**YOUR INSTRUCTIONS**
Count the lines in the data below holding the string "labels" and write the total by itself.

**Items listed in a dataset**
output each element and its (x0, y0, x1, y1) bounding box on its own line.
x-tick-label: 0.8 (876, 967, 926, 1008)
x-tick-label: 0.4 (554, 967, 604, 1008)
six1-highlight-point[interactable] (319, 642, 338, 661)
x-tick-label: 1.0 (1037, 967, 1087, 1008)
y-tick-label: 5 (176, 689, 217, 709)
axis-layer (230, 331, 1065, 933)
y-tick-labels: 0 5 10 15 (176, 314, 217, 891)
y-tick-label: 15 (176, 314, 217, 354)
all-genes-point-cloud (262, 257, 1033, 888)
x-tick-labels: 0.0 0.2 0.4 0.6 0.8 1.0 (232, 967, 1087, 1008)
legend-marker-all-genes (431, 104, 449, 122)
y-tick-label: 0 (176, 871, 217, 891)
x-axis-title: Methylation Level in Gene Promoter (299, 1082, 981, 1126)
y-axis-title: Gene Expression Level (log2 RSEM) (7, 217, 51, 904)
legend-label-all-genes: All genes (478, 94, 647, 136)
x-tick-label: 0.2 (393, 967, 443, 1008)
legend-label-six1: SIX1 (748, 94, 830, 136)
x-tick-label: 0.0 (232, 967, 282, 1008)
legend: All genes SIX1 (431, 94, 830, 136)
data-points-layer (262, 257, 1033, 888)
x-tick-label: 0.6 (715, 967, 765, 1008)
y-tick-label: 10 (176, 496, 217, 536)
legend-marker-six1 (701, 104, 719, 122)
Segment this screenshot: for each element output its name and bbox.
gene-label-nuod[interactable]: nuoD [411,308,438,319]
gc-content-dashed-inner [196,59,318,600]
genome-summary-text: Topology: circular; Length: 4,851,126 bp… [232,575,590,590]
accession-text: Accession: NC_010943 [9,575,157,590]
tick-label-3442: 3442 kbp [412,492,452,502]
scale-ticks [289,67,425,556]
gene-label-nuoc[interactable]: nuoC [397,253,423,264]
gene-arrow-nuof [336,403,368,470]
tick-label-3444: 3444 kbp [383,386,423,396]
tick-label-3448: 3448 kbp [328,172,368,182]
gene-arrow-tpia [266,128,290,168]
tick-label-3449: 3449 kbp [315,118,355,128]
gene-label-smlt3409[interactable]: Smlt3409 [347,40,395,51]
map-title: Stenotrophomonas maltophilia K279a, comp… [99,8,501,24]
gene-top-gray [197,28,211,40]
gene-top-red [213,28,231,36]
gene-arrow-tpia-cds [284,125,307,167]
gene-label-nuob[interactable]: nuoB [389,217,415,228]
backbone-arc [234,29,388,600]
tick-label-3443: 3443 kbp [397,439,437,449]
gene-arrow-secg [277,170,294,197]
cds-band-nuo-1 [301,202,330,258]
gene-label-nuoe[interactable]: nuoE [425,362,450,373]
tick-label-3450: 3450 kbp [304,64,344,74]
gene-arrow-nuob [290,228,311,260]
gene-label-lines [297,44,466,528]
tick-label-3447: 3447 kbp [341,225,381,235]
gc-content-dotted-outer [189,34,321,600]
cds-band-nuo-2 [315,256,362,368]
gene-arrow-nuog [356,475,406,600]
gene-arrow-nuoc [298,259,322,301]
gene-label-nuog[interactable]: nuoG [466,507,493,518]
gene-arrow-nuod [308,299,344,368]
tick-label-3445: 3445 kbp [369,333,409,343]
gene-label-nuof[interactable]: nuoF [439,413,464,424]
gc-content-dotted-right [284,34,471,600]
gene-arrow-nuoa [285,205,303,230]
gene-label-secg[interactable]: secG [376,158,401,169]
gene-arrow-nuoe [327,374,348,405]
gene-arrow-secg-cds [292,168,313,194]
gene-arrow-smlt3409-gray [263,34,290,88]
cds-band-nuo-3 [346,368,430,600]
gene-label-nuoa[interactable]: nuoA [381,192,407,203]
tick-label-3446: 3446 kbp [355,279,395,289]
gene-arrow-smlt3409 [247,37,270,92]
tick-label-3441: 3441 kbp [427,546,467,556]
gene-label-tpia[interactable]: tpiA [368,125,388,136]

**RESULT**
2